[start DATA ROWS]
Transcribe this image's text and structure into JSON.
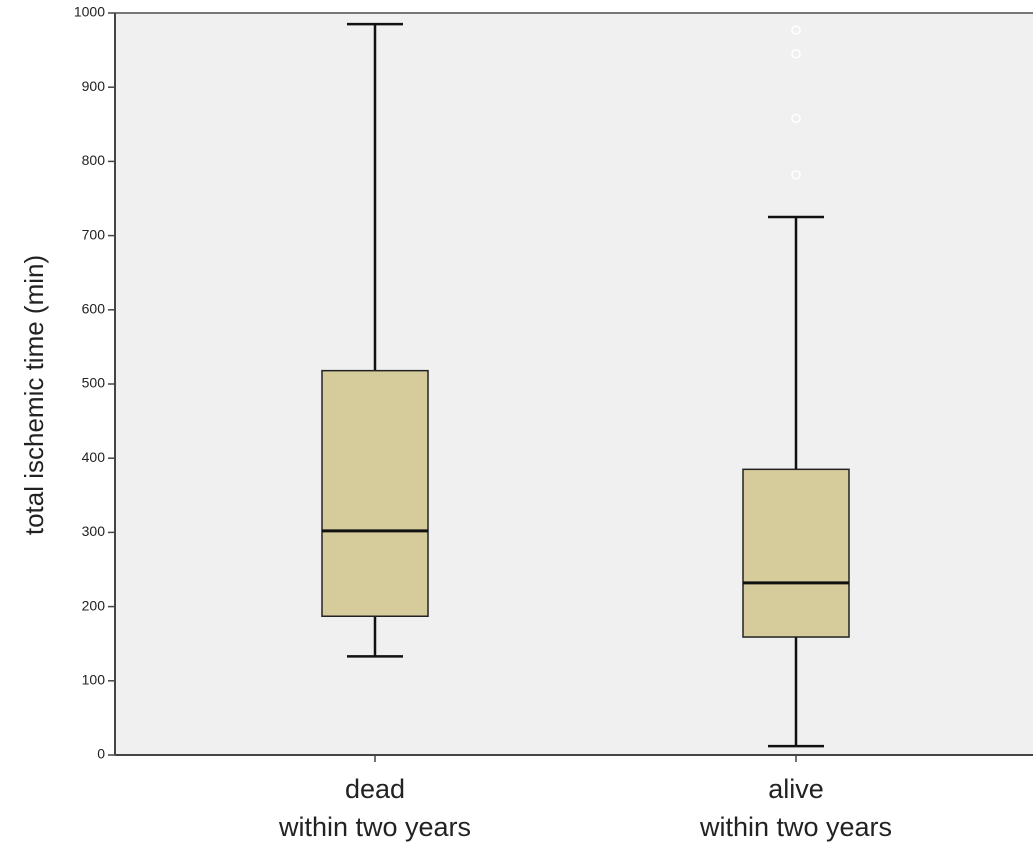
{
  "chart_data": {
    "type": "box",
    "y_label": "total ischemic time (min)",
    "categories": [
      [
        "dead",
        "within two years"
      ],
      [
        "alive",
        "within two years"
      ]
    ],
    "boxes": [
      {
        "min": 133,
        "q1": 187,
        "median": 302,
        "q3": 518,
        "max": 985,
        "outliers": []
      },
      {
        "min": 12,
        "q1": 159,
        "median": 232,
        "q3": 385,
        "max": 725,
        "outliers": [
          977,
          945,
          858,
          782
        ]
      }
    ],
    "color": "#d6cb9a",
    "ylim": [
      0,
      1000
    ],
    "yticks": [
      0,
      100,
      200,
      300,
      400,
      500,
      600,
      700,
      800,
      900,
      1000
    ]
  }
}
[end DATA ROWS]
**INSTRUCTION**
Omit pictures; set down the rest of the material word for word.

**CORRECT RESULT**
Transcribe this image's text and structure into JSON.
{
  "chart_data": {
    "type": "box",
    "y_label": "total ischemic time (min)",
    "categories": [
      [
        "dead",
        "within two years"
      ],
      [
        "alive",
        "within two years"
      ]
    ],
    "boxes": [
      {
        "min": 133,
        "q1": 187,
        "median": 302,
        "q3": 518,
        "max": 985,
        "outliers": []
      },
      {
        "min": 12,
        "q1": 159,
        "median": 232,
        "q3": 385,
        "max": 725,
        "outliers": [
          977,
          945,
          858,
          782
        ]
      }
    ],
    "color": "#d6cb9a",
    "ylim": [
      0,
      1000
    ],
    "yticks": [
      0,
      100,
      200,
      300,
      400,
      500,
      600,
      700,
      800,
      900,
      1000
    ]
  }
}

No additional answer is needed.